▸ **Problem to work on**
The records below are to be copied word for word, with every picture left out.

Data records
★ ★ ★ ★

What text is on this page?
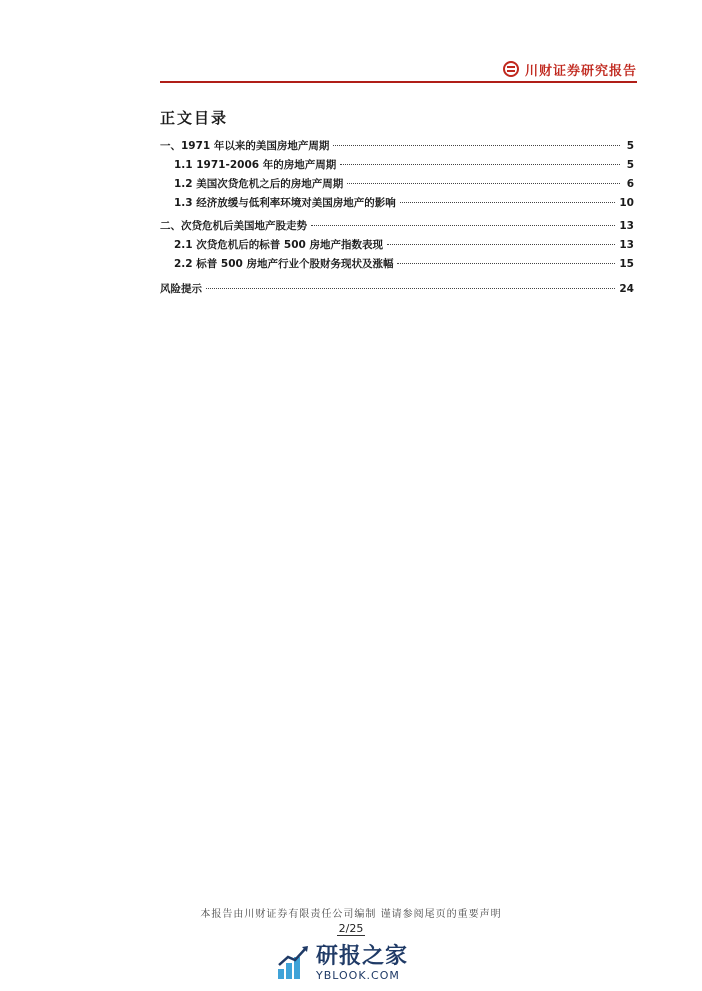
川财证券研究报告
正文目录
一、1971 年以来的美国房地产周期	5
1.1 1971-2006 年的房地产周期	5
1.2 美国次贷危机之后的房地产周期	6
1.3 经济放缓与低利率环境对美国房地产的影响	10
二、次贷危机后美国地产股走势	13
2.1 次贷危机后的标普 500 房地产指数表现	13
2.2 标普 500 房地产行业个股财务现状及涨幅	15
风险提示	24
本报告由川财证券有限责任公司编制 谨请参阅尾页的重要声明
2/25
研报之家
YBLOOK.COM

★ ★ ★ ★

▸ **The answer**
What text is on this page?
川财证券研究报告
正文目录
一、1971 年以来的美国房地产周期	5
1.1 1971-2006 年的房地产周期	5
1.2 美国次贷危机之后的房地产周期	6
1.3 经济放缓与低利率环境对美国房地产的影响	10
二、次贷危机后美国地产股走势	13
2.1 次贷危机后的标普 500 房地产指数表现	13
2.2 标普 500 房地产行业个股财务现状及涨幅	15
风险提示	24
本报告由川财证券有限责任公司编制 谨请参阅尾页的重要声明
2/25
研报之家
YBLOOK.COM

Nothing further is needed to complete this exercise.